| STATED GOAL |
Pull out each line of the records holding the string "text".

| DATASET EXTRACT |
● ● ● ●
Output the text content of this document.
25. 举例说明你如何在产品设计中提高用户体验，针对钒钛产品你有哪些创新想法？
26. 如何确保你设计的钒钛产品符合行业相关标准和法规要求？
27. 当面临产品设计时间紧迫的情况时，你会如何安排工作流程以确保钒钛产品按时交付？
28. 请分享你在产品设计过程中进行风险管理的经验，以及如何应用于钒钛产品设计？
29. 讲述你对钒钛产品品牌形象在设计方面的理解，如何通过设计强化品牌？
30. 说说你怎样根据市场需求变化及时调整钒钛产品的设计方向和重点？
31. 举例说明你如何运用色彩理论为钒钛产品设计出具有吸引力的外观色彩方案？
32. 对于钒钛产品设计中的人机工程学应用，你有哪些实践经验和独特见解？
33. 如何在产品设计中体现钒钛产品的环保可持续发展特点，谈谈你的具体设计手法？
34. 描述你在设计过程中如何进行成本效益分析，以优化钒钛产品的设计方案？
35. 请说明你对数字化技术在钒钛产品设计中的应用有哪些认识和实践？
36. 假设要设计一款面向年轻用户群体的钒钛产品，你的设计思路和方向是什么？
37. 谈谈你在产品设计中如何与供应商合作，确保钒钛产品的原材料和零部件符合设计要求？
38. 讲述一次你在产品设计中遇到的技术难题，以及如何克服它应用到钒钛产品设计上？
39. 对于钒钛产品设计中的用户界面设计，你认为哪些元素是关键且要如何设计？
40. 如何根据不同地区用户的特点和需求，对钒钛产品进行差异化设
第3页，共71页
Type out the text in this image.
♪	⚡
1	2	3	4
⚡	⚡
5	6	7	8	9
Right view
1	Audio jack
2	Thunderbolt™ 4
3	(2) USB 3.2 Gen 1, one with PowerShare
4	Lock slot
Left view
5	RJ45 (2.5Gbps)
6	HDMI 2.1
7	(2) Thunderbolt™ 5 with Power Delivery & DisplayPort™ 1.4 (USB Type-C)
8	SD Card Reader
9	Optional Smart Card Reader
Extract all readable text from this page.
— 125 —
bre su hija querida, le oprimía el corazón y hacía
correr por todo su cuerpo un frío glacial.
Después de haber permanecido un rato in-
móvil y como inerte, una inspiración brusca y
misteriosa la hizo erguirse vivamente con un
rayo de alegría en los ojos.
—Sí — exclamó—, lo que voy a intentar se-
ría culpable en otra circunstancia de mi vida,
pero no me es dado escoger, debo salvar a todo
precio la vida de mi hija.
● ● ● ●
| IN RESPONSE |
Output the text content of this document.
Type out the text in this image.
Extract all readable text from this page.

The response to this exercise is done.